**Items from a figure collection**
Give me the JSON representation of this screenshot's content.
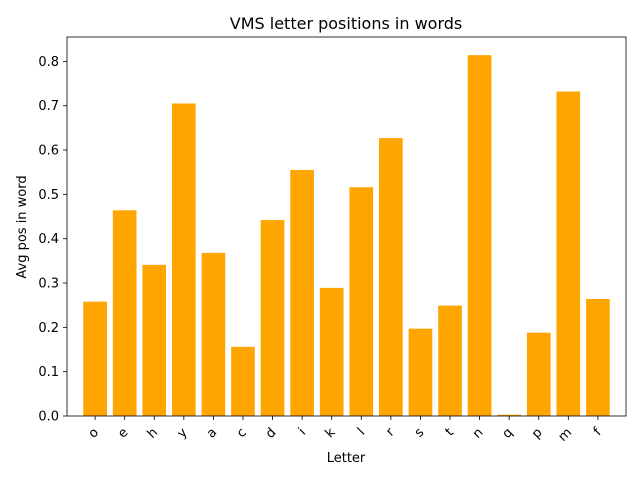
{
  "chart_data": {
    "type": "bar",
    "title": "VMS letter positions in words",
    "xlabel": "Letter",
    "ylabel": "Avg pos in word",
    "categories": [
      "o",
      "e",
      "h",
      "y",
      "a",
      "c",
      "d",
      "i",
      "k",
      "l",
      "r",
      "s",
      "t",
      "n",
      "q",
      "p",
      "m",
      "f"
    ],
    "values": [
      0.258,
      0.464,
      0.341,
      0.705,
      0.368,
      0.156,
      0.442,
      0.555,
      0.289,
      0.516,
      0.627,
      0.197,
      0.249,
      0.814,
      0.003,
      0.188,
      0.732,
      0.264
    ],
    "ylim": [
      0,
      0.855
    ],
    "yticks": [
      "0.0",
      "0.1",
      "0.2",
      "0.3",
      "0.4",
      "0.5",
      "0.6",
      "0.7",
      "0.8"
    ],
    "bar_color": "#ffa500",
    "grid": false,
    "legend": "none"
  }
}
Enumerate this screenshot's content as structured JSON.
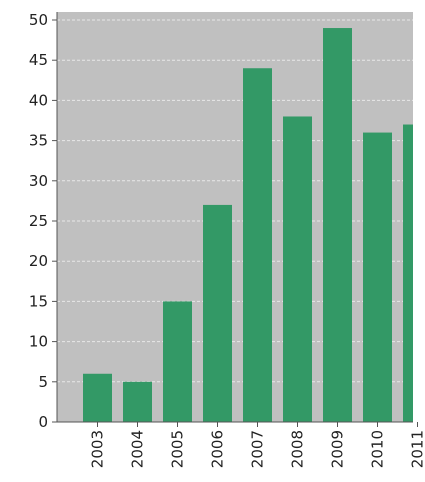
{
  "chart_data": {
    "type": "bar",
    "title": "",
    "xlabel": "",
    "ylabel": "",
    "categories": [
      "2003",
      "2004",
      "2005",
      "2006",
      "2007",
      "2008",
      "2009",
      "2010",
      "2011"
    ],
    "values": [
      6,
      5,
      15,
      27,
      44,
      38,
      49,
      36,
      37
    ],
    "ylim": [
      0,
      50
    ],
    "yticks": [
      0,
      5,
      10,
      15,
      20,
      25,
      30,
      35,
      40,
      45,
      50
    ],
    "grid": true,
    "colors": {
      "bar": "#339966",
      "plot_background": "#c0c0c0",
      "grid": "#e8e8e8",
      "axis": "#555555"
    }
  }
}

* * *

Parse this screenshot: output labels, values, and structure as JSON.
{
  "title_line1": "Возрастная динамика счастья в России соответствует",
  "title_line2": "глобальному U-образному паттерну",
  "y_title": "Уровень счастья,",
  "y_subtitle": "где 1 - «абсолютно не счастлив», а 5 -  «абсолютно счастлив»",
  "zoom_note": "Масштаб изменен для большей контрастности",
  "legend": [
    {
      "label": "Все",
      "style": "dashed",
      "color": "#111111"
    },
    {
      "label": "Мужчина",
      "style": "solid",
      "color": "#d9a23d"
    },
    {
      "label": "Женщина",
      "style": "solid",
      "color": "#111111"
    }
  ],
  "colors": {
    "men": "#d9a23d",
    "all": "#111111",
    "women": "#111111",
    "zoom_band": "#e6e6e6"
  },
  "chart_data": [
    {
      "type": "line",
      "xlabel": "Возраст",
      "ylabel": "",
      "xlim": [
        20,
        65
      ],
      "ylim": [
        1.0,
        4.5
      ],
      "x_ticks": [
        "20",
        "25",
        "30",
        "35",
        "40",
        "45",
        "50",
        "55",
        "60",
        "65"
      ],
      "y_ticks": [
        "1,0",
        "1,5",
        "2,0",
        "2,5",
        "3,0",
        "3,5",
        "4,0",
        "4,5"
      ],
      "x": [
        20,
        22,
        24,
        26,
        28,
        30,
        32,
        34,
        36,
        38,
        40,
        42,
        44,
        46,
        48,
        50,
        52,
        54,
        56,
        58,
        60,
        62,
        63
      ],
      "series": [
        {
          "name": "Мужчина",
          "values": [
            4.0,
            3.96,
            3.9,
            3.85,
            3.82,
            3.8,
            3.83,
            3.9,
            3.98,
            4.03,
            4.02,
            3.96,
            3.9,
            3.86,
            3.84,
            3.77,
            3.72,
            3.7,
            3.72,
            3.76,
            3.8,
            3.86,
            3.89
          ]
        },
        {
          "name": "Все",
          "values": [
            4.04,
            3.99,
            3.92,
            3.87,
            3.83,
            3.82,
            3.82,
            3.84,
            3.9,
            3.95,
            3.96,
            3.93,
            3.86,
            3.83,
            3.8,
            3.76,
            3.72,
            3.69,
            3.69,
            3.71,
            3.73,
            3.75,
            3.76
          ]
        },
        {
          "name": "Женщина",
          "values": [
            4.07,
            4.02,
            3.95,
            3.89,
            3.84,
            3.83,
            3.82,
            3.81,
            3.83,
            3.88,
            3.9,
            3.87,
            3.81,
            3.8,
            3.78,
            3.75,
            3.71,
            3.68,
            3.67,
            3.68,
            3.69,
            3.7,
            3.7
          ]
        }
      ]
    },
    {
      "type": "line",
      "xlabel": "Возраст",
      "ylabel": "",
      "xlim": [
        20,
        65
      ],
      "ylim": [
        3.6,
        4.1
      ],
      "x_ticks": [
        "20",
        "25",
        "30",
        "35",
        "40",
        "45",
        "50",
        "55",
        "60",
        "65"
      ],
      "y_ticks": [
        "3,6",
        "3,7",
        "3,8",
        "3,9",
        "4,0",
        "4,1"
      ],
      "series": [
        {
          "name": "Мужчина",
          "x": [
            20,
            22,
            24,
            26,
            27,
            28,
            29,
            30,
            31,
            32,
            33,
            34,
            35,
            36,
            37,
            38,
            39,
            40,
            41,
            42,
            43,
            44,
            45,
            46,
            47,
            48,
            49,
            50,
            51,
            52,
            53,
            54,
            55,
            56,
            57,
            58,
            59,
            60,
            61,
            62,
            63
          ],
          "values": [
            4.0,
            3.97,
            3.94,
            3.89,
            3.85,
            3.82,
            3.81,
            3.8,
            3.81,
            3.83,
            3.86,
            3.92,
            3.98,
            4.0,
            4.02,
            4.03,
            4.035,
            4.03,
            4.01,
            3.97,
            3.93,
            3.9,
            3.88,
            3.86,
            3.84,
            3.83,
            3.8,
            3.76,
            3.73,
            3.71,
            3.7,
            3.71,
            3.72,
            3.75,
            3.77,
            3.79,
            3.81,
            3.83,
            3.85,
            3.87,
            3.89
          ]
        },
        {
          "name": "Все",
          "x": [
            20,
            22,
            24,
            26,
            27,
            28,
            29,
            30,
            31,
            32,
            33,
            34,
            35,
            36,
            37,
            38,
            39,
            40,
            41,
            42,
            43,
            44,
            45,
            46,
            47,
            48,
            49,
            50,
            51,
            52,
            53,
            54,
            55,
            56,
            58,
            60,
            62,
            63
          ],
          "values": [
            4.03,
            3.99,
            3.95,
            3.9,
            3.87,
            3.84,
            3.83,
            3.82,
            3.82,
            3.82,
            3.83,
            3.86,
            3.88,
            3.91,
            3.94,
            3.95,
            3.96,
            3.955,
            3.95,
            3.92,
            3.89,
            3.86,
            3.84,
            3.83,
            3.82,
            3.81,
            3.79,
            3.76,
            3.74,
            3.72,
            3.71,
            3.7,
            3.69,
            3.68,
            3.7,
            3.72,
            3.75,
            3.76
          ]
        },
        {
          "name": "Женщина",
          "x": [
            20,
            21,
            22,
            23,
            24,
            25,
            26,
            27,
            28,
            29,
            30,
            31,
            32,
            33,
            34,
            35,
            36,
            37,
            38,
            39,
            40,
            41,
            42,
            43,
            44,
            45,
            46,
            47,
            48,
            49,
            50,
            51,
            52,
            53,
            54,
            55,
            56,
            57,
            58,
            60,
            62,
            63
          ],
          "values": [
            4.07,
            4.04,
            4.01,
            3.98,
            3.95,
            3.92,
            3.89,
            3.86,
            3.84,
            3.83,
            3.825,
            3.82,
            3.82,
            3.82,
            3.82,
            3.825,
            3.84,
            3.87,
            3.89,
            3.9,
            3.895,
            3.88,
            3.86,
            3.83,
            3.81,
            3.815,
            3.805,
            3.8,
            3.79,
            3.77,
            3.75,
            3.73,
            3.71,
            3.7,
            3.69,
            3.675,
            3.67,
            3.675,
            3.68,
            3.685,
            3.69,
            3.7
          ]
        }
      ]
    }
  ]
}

...

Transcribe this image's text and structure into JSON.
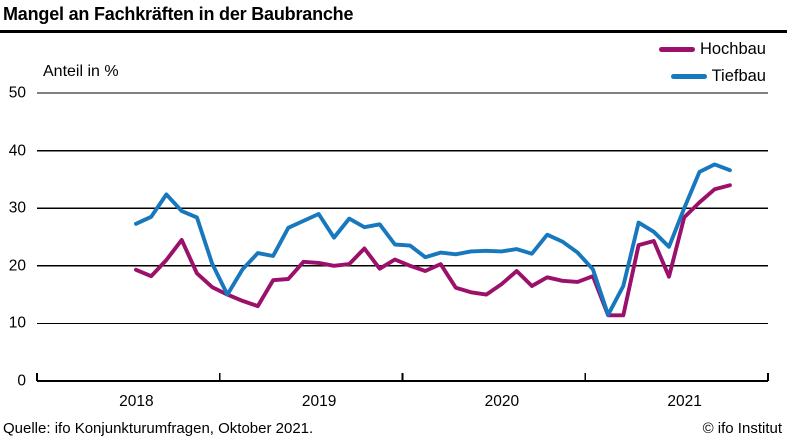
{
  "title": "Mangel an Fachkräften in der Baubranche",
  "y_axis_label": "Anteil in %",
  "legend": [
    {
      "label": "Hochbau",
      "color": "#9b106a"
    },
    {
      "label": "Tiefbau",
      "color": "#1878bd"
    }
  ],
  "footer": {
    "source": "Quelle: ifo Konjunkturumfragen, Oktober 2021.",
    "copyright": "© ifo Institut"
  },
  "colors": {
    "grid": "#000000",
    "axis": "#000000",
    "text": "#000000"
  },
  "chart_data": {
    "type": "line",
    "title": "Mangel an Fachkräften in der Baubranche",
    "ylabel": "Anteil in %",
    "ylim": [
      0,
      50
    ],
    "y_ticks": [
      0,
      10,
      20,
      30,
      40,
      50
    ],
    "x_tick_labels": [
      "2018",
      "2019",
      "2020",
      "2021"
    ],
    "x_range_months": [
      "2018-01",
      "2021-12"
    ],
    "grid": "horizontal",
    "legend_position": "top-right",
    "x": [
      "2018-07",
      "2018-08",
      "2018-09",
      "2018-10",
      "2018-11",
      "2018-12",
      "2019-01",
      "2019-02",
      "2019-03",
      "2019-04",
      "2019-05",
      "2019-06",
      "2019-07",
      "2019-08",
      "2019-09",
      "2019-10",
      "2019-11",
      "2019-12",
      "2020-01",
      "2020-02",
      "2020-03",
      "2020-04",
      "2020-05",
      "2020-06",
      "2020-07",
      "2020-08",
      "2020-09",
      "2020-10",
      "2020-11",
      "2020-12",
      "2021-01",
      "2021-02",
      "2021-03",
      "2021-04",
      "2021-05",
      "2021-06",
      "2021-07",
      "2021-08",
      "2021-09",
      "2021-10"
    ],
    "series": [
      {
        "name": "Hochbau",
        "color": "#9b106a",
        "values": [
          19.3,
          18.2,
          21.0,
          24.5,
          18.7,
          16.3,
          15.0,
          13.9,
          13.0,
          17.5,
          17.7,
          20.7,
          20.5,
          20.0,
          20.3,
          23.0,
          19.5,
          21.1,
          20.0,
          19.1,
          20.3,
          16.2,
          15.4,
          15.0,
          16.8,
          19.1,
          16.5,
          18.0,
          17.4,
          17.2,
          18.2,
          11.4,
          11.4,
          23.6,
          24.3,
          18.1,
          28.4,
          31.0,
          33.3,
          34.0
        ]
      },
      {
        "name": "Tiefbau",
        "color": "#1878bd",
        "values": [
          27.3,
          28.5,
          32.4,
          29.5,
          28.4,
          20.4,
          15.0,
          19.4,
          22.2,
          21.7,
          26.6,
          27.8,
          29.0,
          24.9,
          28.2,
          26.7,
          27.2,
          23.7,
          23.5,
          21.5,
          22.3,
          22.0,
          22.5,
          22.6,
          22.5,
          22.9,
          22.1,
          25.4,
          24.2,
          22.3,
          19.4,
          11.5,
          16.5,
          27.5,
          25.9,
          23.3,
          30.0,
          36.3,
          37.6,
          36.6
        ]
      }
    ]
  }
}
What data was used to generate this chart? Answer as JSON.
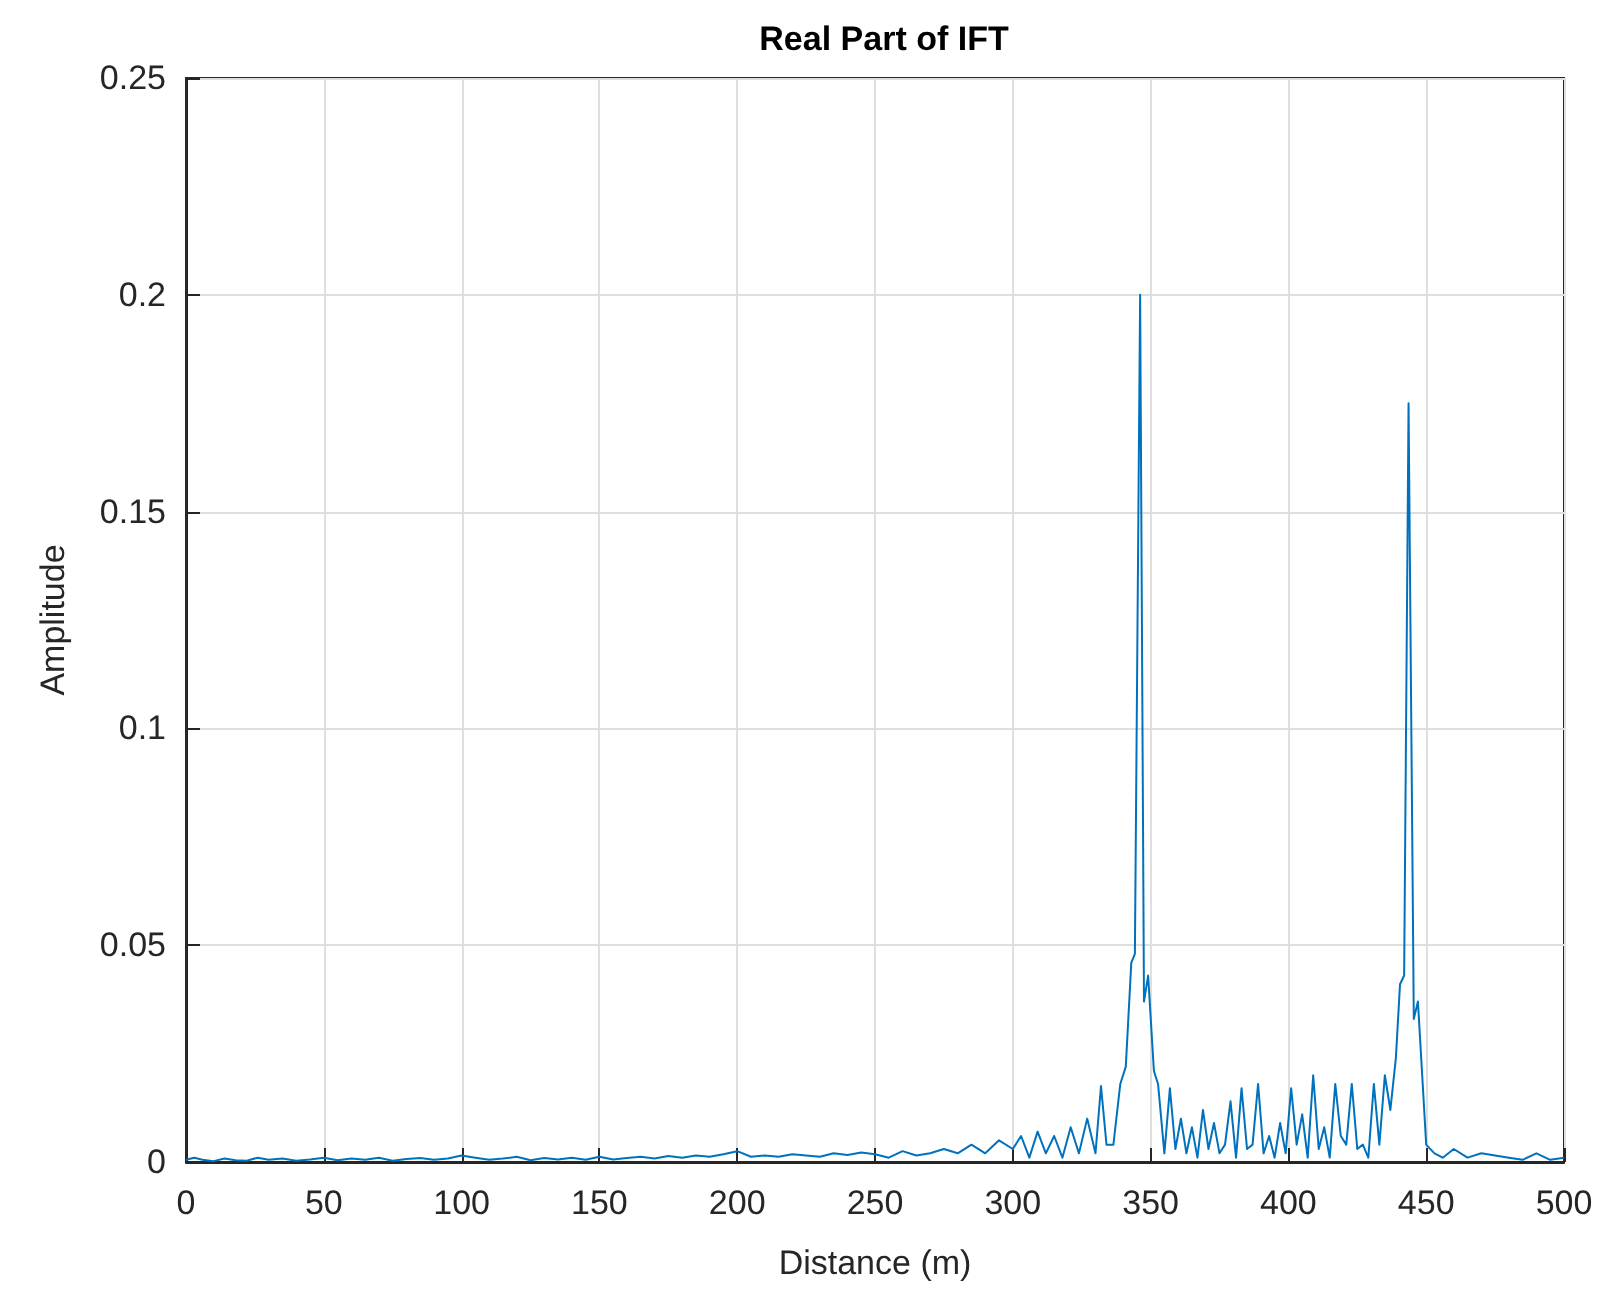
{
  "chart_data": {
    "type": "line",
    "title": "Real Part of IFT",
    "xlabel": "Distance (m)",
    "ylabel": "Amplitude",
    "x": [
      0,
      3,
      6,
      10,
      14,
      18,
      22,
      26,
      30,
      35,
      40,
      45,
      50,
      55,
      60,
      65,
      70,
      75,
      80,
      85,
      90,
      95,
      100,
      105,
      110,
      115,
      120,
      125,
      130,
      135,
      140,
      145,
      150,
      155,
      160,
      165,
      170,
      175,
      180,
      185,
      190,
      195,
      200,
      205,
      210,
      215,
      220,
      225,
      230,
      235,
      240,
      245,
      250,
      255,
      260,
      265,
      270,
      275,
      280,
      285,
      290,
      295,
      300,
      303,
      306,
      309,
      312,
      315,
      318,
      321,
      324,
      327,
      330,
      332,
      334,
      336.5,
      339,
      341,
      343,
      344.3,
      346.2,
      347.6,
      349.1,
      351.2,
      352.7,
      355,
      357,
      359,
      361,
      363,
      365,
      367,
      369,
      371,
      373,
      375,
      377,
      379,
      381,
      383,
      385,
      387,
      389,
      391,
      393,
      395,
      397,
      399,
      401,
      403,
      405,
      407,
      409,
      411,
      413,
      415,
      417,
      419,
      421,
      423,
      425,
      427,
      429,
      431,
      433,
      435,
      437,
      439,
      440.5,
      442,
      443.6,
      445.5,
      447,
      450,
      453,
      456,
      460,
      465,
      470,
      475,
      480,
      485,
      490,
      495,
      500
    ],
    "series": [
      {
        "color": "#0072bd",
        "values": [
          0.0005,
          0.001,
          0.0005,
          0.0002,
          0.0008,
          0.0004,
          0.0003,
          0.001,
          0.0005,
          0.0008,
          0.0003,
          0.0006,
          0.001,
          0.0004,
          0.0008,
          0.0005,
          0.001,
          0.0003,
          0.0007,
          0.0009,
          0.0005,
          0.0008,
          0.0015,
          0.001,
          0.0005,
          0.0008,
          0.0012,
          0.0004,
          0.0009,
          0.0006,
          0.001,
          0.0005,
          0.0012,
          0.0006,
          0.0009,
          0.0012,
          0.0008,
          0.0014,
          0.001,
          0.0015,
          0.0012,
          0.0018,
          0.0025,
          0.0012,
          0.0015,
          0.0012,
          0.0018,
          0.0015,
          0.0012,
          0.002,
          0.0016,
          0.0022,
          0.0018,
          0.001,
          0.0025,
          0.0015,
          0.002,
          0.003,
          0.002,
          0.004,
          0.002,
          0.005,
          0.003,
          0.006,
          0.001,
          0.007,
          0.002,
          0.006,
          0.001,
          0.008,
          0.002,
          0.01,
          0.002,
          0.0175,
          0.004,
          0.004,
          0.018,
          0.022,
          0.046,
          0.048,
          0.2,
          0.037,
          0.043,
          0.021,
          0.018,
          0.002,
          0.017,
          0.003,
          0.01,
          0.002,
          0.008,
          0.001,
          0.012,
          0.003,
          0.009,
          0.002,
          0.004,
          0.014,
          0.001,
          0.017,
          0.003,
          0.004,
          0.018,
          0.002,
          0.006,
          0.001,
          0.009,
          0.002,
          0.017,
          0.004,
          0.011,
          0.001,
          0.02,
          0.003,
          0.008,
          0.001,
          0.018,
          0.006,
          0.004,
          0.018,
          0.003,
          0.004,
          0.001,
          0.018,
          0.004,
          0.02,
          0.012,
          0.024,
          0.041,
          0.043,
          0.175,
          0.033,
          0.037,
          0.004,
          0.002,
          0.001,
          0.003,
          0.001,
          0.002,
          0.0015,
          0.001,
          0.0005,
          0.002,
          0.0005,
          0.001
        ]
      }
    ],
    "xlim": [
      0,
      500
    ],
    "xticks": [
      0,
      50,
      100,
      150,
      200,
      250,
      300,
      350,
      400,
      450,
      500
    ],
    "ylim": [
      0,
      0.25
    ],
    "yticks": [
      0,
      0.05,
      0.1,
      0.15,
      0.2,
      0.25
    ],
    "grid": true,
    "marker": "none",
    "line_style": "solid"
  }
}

**TASK**
Copy every line of the listing containing the string "screenshot".

**REPLY**
Give me the JSON representation of this screenshot's content.
Enumerate this screenshot's content as structured JSON.
Parse this screenshot: output labels, values, and structure as JSON.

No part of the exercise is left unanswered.